* GIVEN REQUEST
Scan the listing below. Report each line that includes "JSON".

* EXERCISE INPUTS
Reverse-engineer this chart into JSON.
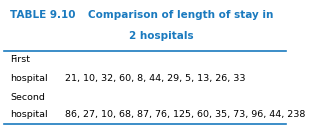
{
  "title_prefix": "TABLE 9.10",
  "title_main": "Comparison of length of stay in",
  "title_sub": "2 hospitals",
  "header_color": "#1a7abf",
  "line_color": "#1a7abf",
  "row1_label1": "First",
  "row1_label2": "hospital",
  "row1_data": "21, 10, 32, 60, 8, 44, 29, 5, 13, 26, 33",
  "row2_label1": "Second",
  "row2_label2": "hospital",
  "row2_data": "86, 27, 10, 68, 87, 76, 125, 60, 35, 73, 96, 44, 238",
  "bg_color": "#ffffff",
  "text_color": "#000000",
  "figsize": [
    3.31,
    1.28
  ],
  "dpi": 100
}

---

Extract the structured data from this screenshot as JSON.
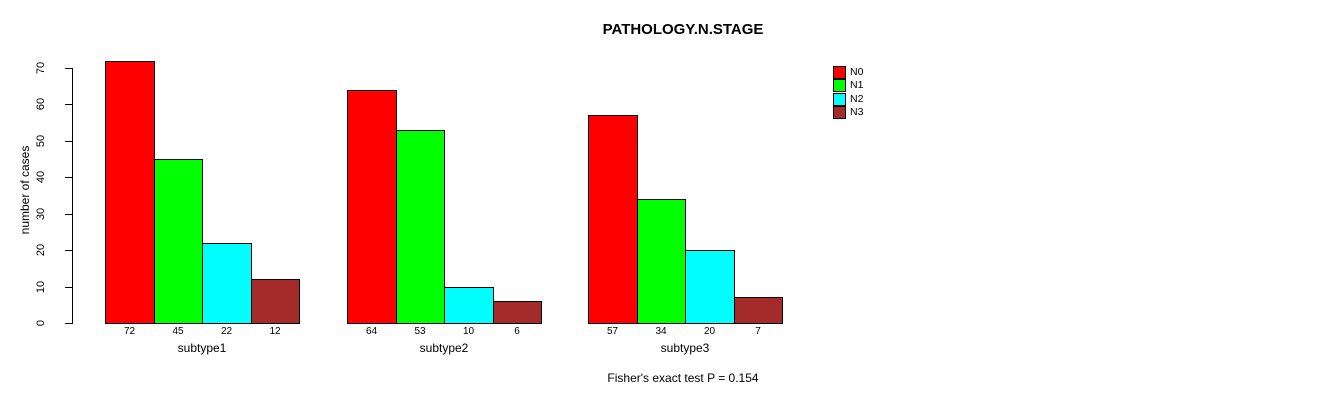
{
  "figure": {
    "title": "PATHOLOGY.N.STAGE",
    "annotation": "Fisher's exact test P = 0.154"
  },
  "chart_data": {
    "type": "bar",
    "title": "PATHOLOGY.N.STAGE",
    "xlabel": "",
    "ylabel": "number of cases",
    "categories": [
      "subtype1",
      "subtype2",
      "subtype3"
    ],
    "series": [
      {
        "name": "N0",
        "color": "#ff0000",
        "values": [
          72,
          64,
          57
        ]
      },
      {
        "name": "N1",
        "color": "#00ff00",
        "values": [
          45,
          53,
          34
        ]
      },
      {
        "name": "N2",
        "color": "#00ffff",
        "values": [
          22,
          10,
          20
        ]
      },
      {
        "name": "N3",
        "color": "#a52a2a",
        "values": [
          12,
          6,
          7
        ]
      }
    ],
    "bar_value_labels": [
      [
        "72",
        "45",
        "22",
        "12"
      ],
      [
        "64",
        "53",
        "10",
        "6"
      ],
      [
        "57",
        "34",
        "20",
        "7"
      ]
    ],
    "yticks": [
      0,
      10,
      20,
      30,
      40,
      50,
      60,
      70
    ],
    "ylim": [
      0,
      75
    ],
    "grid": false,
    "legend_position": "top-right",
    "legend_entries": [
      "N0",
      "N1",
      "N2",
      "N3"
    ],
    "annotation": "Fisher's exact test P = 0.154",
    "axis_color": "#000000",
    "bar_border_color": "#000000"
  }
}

* * *

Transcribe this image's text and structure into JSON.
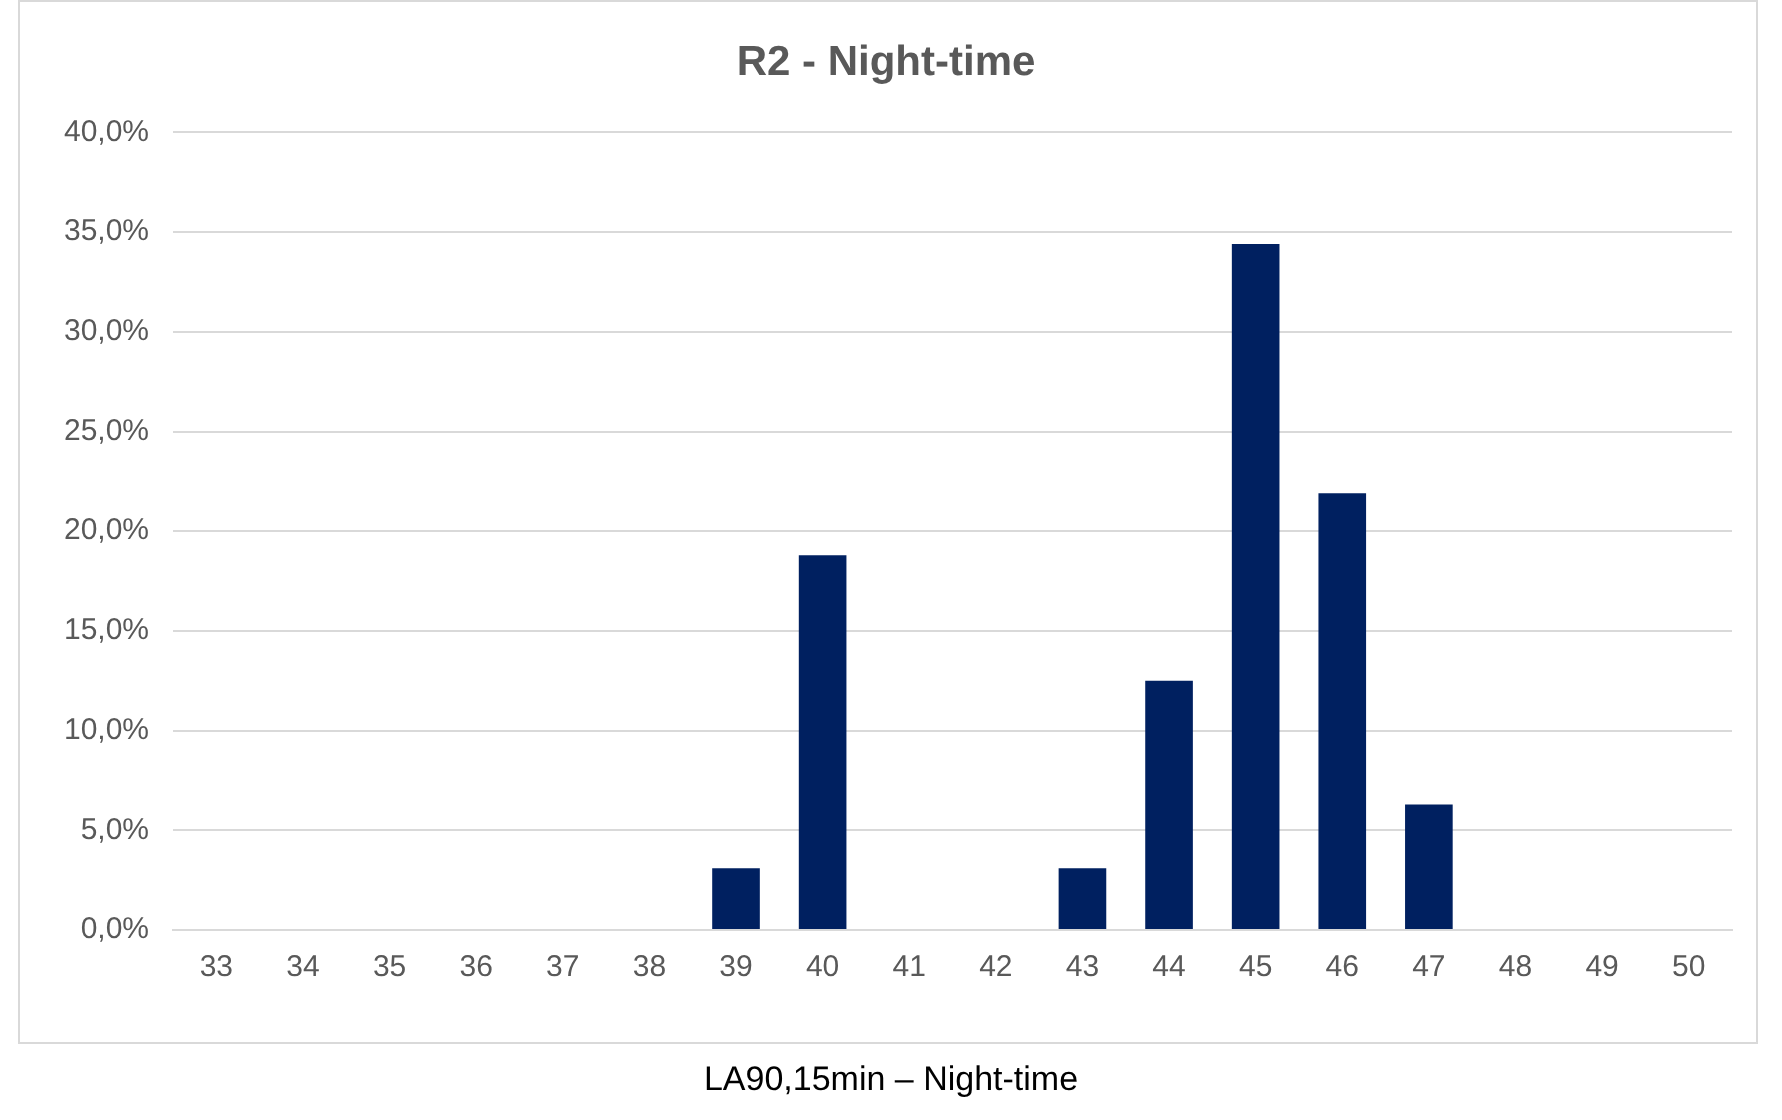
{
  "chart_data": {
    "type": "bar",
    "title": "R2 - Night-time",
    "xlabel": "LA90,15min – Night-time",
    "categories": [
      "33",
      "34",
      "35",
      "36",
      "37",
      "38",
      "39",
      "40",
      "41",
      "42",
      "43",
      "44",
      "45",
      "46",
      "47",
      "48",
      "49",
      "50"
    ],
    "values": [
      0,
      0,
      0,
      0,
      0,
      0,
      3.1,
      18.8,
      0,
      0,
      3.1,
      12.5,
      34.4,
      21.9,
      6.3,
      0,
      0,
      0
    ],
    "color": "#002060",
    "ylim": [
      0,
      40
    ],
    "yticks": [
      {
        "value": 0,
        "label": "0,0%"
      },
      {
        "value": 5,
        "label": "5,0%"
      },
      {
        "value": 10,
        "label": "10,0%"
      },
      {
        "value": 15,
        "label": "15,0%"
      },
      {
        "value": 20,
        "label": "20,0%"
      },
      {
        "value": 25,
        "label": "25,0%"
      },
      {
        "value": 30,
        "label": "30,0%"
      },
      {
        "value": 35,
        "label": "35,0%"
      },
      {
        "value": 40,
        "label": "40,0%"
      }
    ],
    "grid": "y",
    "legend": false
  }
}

* THE OUTPUT
Reverse-engineer this chart into JSON.
Extract the structured data from this screenshot as JSON.
Transcribe this image's text and structure into JSON.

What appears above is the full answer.